# PROBLEM TO WORK ON
Please find all lines in the data that hold the string "Levels" and copy them.

# MATERIAL FOR THIS TASK
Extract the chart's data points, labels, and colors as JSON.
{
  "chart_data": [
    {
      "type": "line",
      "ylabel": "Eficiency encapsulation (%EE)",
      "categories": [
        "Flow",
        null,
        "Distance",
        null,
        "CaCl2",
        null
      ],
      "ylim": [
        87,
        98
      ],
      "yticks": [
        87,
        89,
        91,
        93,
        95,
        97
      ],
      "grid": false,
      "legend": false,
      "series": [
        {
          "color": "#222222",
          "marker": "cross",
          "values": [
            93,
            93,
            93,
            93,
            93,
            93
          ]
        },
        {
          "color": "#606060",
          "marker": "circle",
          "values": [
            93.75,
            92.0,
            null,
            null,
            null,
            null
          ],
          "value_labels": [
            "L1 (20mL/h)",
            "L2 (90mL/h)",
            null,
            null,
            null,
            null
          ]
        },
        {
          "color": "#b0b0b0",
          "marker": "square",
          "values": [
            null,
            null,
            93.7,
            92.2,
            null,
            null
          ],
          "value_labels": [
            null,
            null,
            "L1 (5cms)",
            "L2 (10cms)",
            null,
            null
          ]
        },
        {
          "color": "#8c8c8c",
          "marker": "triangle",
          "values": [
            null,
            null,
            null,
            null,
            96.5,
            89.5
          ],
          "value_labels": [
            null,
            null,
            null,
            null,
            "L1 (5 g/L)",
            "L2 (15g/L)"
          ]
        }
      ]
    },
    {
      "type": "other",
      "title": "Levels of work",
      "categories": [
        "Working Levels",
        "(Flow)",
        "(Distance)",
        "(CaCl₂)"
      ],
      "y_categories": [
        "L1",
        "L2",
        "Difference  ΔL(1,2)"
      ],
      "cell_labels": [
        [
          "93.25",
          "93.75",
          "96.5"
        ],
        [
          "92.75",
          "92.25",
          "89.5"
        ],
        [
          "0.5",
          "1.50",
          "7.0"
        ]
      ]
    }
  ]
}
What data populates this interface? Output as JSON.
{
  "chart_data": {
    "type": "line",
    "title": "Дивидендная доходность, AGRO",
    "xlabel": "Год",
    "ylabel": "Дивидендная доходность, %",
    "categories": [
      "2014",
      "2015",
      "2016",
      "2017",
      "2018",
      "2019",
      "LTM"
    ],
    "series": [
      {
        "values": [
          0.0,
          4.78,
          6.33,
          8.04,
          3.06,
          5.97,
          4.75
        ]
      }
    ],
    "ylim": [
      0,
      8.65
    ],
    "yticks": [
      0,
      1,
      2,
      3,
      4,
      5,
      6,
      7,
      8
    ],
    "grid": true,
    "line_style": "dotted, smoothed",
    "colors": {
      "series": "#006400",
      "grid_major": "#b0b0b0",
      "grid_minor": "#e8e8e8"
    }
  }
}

# COMPLETE RESPONSE
      "title": "Levels of work",
        "Working Levels",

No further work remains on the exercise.